| Set exercise |
Reproduce the whole listing, character for character.

| Listed records |
■ ■ ■ ■
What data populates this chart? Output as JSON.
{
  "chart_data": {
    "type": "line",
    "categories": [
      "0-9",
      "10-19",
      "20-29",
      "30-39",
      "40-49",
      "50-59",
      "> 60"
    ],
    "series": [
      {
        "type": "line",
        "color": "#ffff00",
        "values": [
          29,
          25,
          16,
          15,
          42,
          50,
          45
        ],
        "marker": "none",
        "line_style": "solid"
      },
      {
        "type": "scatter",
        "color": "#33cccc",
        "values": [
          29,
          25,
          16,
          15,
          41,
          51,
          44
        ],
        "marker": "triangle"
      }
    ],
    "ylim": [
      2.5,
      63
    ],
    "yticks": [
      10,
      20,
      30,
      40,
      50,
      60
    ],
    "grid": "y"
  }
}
■ ■ ■ ■
| Result for this task |
What data populates this chart? Output as JSON.
{
  "chart_data": {
    "type": "line",
    "categories": [
      "0-9",
      "10-19",
      "20-29",
      "30-39",
      "40-49",
      "50-59",
      "> 60"
    ],
    "series": [
      {
        "type": "line",
        "color": "#ffff00",
        "values": [
          29,
          25,
          16,
          15,
          42,
          50,
          45
        ],
        "marker": "none",
        "line_style": "solid"
      },
      {
        "type": "scatter",
        "color": "#33cccc",
        "values": [
          29,
          25,
          16,
          15,
          41,
          51,
          44
        ],
        "marker": "triangle"
      }
    ],
    "ylim": [
      2.5,
      63
    ],
    "yticks": [
      10,
      20,
      30,
      40,
      50,
      60
    ],
    "grid": "y"
  }
}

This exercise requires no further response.